Your task is to give the data again, exactly, with every line intact.

>> START Task data

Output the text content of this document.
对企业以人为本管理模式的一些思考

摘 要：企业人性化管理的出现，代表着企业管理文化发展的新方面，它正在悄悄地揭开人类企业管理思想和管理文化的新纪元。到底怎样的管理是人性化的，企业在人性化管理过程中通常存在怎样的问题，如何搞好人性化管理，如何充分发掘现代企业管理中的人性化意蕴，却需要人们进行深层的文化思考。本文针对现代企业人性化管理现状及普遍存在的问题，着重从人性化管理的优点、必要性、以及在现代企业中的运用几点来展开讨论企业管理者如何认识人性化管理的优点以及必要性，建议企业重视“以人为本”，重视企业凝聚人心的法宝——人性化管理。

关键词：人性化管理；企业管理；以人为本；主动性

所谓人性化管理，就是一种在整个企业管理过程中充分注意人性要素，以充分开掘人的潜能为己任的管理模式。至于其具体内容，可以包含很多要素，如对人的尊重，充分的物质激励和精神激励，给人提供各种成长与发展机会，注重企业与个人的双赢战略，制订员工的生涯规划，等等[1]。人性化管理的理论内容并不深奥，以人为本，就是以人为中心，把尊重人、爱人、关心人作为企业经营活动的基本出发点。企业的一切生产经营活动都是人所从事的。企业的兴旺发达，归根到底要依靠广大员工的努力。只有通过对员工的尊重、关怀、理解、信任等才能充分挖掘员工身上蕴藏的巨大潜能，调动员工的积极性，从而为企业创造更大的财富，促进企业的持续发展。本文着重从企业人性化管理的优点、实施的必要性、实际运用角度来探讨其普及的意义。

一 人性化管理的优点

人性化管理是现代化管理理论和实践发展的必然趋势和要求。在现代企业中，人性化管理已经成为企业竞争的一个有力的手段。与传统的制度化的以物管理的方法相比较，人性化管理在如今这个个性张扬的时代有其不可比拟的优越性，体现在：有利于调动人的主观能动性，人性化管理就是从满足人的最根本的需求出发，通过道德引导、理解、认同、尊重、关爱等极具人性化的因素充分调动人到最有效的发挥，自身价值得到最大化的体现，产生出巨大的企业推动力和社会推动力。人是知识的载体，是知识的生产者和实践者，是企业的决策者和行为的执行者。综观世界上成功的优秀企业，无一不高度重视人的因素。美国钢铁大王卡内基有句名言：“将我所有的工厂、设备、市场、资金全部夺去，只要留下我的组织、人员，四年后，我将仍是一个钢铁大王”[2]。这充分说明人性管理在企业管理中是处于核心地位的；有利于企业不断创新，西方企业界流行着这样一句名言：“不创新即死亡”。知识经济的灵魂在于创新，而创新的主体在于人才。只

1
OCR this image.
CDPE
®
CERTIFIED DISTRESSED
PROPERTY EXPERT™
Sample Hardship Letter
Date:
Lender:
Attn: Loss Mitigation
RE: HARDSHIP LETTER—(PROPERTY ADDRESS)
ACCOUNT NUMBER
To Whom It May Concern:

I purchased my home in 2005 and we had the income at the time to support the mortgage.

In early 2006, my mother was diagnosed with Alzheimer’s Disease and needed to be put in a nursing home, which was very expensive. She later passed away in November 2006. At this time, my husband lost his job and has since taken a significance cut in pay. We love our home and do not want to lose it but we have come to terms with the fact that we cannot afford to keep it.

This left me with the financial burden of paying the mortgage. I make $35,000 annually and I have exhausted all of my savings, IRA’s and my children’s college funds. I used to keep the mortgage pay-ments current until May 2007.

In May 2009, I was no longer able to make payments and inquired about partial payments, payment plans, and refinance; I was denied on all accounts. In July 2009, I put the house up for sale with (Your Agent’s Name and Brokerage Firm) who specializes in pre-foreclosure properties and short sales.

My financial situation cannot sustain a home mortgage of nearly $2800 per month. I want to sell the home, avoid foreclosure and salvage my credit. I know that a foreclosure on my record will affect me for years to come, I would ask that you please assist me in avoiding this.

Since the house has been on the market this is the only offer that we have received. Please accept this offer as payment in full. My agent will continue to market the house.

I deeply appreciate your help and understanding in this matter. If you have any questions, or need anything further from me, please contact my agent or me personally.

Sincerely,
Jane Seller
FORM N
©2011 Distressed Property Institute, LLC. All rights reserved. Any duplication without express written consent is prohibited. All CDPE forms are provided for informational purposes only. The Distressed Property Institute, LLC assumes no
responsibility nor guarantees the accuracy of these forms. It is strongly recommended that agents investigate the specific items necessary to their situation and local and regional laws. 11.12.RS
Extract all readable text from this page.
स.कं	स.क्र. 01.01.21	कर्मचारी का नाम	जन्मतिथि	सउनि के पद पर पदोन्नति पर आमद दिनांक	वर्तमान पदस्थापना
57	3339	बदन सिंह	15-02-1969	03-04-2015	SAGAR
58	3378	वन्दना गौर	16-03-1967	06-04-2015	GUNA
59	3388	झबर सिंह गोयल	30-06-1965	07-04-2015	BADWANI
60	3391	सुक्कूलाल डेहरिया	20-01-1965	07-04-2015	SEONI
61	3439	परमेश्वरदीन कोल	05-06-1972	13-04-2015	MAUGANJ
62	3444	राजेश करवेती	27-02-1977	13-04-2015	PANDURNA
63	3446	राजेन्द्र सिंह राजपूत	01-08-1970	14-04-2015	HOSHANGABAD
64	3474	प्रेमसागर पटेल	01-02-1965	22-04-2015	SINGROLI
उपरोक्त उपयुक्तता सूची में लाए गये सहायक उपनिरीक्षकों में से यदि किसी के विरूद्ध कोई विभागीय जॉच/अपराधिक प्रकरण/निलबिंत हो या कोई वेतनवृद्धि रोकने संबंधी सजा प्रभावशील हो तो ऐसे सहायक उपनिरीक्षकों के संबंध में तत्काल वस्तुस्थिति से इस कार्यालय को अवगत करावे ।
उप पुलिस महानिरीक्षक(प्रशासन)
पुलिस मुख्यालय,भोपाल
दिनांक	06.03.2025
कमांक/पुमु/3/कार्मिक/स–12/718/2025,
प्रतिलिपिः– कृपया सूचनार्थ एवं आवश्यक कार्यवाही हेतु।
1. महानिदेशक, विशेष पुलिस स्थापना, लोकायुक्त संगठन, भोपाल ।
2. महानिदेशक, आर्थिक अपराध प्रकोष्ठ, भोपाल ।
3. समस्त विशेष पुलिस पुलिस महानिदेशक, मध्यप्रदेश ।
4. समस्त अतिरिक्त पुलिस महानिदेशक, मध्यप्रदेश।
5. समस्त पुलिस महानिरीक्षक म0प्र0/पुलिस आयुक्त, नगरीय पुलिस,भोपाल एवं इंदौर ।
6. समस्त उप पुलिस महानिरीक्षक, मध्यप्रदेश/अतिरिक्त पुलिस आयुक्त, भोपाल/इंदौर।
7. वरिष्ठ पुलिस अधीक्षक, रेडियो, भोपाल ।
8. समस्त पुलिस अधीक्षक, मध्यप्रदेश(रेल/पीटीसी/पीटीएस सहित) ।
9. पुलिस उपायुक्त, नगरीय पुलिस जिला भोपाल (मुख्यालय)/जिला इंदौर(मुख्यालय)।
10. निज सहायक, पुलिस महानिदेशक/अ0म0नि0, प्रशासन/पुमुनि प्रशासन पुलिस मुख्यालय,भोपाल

>> END Task data

• [Result of the task]
Output the text content of this document.
对企业以人为本管理模式的一些思考

摘 要：企业人性化管理的出现，代表着企业管理文化发展的新方面，它正在悄悄地揭开人类企业管理思想和管理文化的新纪元。到底怎样的管理是人性化的，企业在人性化管理过程中通常存在怎样的问题，如何搞好人性化管理，如何充分发掘现代企业管理中的人性化意蕴，却需要人们进行深层的文化思考。本文针对现代企业人性化管理现状及普遍存在的问题，着重从人性化管理的优点、必要性、以及在现代企业中的运用几点来展开讨论企业管理者如何认识人性化管理的优点以及必要性，建议企业重视“以人为本”，重视企业凝聚人心的法宝——人性化管理。

关键词：人性化管理；企业管理；以人为本；主动性

所谓人性化管理，就是一种在整个企业管理过程中充分注意人性要素，以充分开掘人的潜能为己任的管理模式。至于其具体内容，可以包含很多要素，如对人的尊重，充分的物质激励和精神激励，给人提供各种成长与发展机会，注重企业与个人的双赢战略，制订员工的生涯规划，等等[1]。人性化管理的理论内容并不深奥，以人为本，就是以人为中心，把尊重人、爱人、关心人作为企业经营活动的基本出发点。企业的一切生产经营活动都是人所从事的。企业的兴旺发达，归根到底要依靠广大员工的努力。只有通过对员工的尊重、关怀、理解、信任等才能充分挖掘员工身上蕴藏的巨大潜能，调动员工的积极性，从而为企业创造更大的财富，促进企业的持续发展。本文着重从企业人性化管理的优点、实施的必要性、实际运用角度来探讨其普及的意义。

一 人性化管理的优点

人性化管理是现代化管理理论和实践发展的必然趋势和要求。在现代企业中，人性化管理已经成为企业竞争的一个有力的手段。与传统的制度化的以物管理的方法相比较，人性化管理在如今这个个性张扬的时代有其不可比拟的优越性，体现在：有利于调动人的主观能动性，人性化管理就是从满足人的最根本的需求出发，通过道德引导、理解、认同、尊重、关爱等极具人性化的因素充分调动人到最有效的发挥，自身价值得到最大化的体现，产生出巨大的企业推动力和社会推动力。人是知识的载体，是知识的生产者和实践者，是企业的决策者和行为的执行者。综观世界上成功的优秀企业，无一不高度重视人的因素。美国钢铁大王卡内基有句名言：“将我所有的工厂、设备、市场、资金全部夺去，只要留下我的组织、人员，四年后，我将仍是一个钢铁大王”[2]。这充分说明人性管理在企业管理中是处于核心地位的；有利于企业不断创新，西方企业界流行着这样一句名言：“不创新即死亡”。知识经济的灵魂在于创新，而创新的主体在于人才。只

1
OCR this image.
CDPE
®
CERTIFIED DISTRESSED
PROPERTY EXPERT™
Sample Hardship Letter
Date:
Lender:
Attn: Loss Mitigation
RE: HARDSHIP LETTER—(PROPERTY ADDRESS)
ACCOUNT NUMBER
To Whom It May Concern:

I purchased my home in 2005 and we had the income at the time to support the mortgage.

In early 2006, my mother was diagnosed with Alzheimer’s Disease and needed to be put in a nursing home, which was very expensive. She later passed away in November 2006. At this time, my husband lost his job and has since taken a significance cut in pay. We love our home and do not want to lose it but we have come to terms with the fact that we cannot afford to keep it.

This left me with the financial burden of paying the mortgage. I make $35,000 annually and I have exhausted all of my savings, IRA’s and my children’s college funds. I used to keep the mortgage pay-ments current until May 2007.

In May 2009, I was no longer able to make payments and inquired about partial payments, payment plans, and refinance; I was denied on all accounts. In July 2009, I put the house up for sale with (Your Agent’s Name and Brokerage Firm) who specializes in pre-foreclosure properties and short sales.

My financial situation cannot sustain a home mortgage of nearly $2800 per month. I want to sell the home, avoid foreclosure and salvage my credit. I know that a foreclosure on my record will affect me for years to come, I would ask that you please assist me in avoiding this.

Since the house has been on the market this is the only offer that we have received. Please accept this offer as payment in full. My agent will continue to market the house.

I deeply appreciate your help and understanding in this matter. If you have any questions, or need anything further from me, please contact my agent or me personally.

Sincerely,
Jane Seller
FORM N
©2011 Distressed Property Institute, LLC. All rights reserved. Any duplication without express written consent is prohibited. All CDPE forms are provided for informational purposes only. The Distressed Property Institute, LLC assumes no
responsibility nor guarantees the accuracy of these forms. It is strongly recommended that agents investigate the specific items necessary to their situation and local and regional laws. 11.12.RS
Extract all readable text from this page.
स.कं	स.क्र. 01.01.21	कर्मचारी का नाम	जन्मतिथि	सउनि के पद पर पदोन्नति पर आमद दिनांक	वर्तमान पदस्थापना
57	3339	बदन सिंह	15-02-1969	03-04-2015	SAGAR
58	3378	वन्दना गौर	16-03-1967	06-04-2015	GUNA
59	3388	झबर सिंह गोयल	30-06-1965	07-04-2015	BADWANI
60	3391	सुक्कूलाल डेहरिया	20-01-1965	07-04-2015	SEONI
61	3439	परमेश्वरदीन कोल	05-06-1972	13-04-2015	MAUGANJ
62	3444	राजेश करवेती	27-02-1977	13-04-2015	PANDURNA
63	3446	राजेन्द्र सिंह राजपूत	01-08-1970	14-04-2015	HOSHANGABAD
64	3474	प्रेमसागर पटेल	01-02-1965	22-04-2015	SINGROLI
उपरोक्त उपयुक्तता सूची में लाए गये सहायक उपनिरीक्षकों में से यदि किसी के विरूद्ध कोई विभागीय जॉच/अपराधिक प्रकरण/निलबिंत हो या कोई वेतनवृद्धि रोकने संबंधी सजा प्रभावशील हो तो ऐसे सहायक उपनिरीक्षकों के संबंध में तत्काल वस्तुस्थिति से इस कार्यालय को अवगत करावे ।
उप पुलिस महानिरीक्षक(प्रशासन)
पुलिस मुख्यालय,भोपाल
दिनांक	06.03.2025
कमांक/पुमु/3/कार्मिक/स–12/718/2025,
प्रतिलिपिः– कृपया सूचनार्थ एवं आवश्यक कार्यवाही हेतु।
1. महानिदेशक, विशेष पुलिस स्थापना, लोकायुक्त संगठन, भोपाल ।
2. महानिदेशक, आर्थिक अपराध प्रकोष्ठ, भोपाल ।
3. समस्त विशेष पुलिस पुलिस महानिदेशक, मध्यप्रदेश ।
4. समस्त अतिरिक्त पुलिस महानिदेशक, मध्यप्रदेश।
5. समस्त पुलिस महानिरीक्षक म0प्र0/पुलिस आयुक्त, नगरीय पुलिस,भोपाल एवं इंदौर ।
6. समस्त उप पुलिस महानिरीक्षक, मध्यप्रदेश/अतिरिक्त पुलिस आयुक्त, भोपाल/इंदौर।
7. वरिष्ठ पुलिस अधीक्षक, रेडियो, भोपाल ।
8. समस्त पुलिस अधीक्षक, मध्यप्रदेश(रेल/पीटीसी/पीटीएस सहित) ।
9. पुलिस उपायुक्त, नगरीय पुलिस जिला भोपाल (मुख्यालय)/जिला इंदौर(मुख्यालय)।
10. निज सहायक, पुलिस महानिदेशक/अ0म0नि0, प्रशासन/पुमुनि प्रशासन पुलिस मुख्यालय,भोपाल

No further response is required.